§ What is being asked: All entries are to be given again verbatim.

§ Material for this exercise:
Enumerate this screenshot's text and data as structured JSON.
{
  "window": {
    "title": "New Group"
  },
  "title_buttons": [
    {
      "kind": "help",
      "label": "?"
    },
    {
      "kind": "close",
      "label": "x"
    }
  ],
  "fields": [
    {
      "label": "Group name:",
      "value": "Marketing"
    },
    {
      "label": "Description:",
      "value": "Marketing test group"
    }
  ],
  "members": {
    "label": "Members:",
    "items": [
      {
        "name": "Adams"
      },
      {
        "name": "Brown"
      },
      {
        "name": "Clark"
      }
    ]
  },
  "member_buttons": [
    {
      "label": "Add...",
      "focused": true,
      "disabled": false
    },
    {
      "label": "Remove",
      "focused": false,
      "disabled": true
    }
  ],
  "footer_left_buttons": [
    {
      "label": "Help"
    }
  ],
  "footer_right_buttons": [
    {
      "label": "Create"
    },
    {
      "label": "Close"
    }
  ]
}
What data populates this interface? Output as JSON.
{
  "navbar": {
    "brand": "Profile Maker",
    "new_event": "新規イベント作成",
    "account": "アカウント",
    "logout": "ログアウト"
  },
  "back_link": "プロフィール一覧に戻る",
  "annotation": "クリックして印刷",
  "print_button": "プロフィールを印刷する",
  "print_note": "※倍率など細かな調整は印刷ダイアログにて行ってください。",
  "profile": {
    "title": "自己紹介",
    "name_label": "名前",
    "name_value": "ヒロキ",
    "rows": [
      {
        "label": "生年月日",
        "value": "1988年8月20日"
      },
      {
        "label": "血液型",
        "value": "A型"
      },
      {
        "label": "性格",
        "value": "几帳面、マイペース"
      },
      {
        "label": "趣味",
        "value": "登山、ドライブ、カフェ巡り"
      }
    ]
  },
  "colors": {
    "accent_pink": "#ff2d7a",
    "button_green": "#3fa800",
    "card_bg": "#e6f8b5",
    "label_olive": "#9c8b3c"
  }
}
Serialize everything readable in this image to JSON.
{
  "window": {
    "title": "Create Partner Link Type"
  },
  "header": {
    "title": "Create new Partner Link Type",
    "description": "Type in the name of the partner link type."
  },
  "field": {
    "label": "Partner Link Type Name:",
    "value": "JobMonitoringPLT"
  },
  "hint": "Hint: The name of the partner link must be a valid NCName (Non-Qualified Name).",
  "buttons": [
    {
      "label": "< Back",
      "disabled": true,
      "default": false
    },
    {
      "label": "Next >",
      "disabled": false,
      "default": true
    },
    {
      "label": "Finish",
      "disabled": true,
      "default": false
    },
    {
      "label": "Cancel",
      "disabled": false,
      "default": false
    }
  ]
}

§ Solution for this problem:
Enumerate this screenshot's text and data as structured JSON.
{
  "window": {
    "title": "New Group"
  },
  "title_buttons": [
    {
      "kind": "help",
      "label": "?"
    },
    {
      "kind": "close",
      "label": "x"
    }
  ],
  "fields": [
    {
      "label": "Group name:",
      "value": "Marketing"
    },
    {
      "label": "Description:",
      "value": "Marketing test group"
    }
  ],
  "members": {
    "label": "Members:",
    "items": [
      {
        "name": "Adams"
      },
      {
        "name": "Brown"
      },
      {
        "name": "Clark"
      }
    ]
  },
  "member_buttons": [
    {
      "label": "Add...",
      "focused": true,
      "disabled": false
    },
    {
      "label": "Remove",
      "focused": false,
      "disabled": true
    }
  ],
  "footer_left_buttons": [
    {
      "label": "Help"
    }
  ],
  "footer_right_buttons": [
    {
      "label": "Create"
    },
    {
      "label": "Close"
    }
  ]
}
What data populates this interface? Output as JSON.
{
  "navbar": {
    "brand": "Profile Maker",
    "new_event": "新規イベント作成",
    "account": "アカウント",
    "logout": "ログアウト"
  },
  "back_link": "プロフィール一覧に戻る",
  "annotation": "クリックして印刷",
  "print_button": "プロフィールを印刷する",
  "print_note": "※倍率など細かな調整は印刷ダイアログにて行ってください。",
  "profile": {
    "title": "自己紹介",
    "name_label": "名前",
    "name_value": "ヒロキ",
    "rows": [
      {
        "label": "生年月日",
        "value": "1988年8月20日"
      },
      {
        "label": "血液型",
        "value": "A型"
      },
      {
        "label": "性格",
        "value": "几帳面、マイペース"
      },
      {
        "label": "趣味",
        "value": "登山、ドライブ、カフェ巡り"
      }
    ]
  },
  "colors": {
    "accent_pink": "#ff2d7a",
    "button_green": "#3fa800",
    "card_bg": "#e6f8b5",
    "label_olive": "#9c8b3c"
  }
}
Serialize everything readable in this image to JSON.
{
  "window": {
    "title": "Create Partner Link Type"
  },
  "header": {
    "title": "Create new Partner Link Type",
    "description": "Type in the name of the partner link type."
  },
  "field": {
    "label": "Partner Link Type Name:",
    "value": "JobMonitoringPLT"
  },
  "hint": "Hint: The name of the partner link must be a valid NCName (Non-Qualified Name).",
  "buttons": [
    {
      "label": "< Back",
      "disabled": true,
      "default": false
    },
    {
      "label": "Next >",
      "disabled": false,
      "default": true
    },
    {
      "label": "Finish",
      "disabled": true,
      "default": false
    },
    {
      "label": "Cancel",
      "disabled": false,
      "default": false
    }
  ]
}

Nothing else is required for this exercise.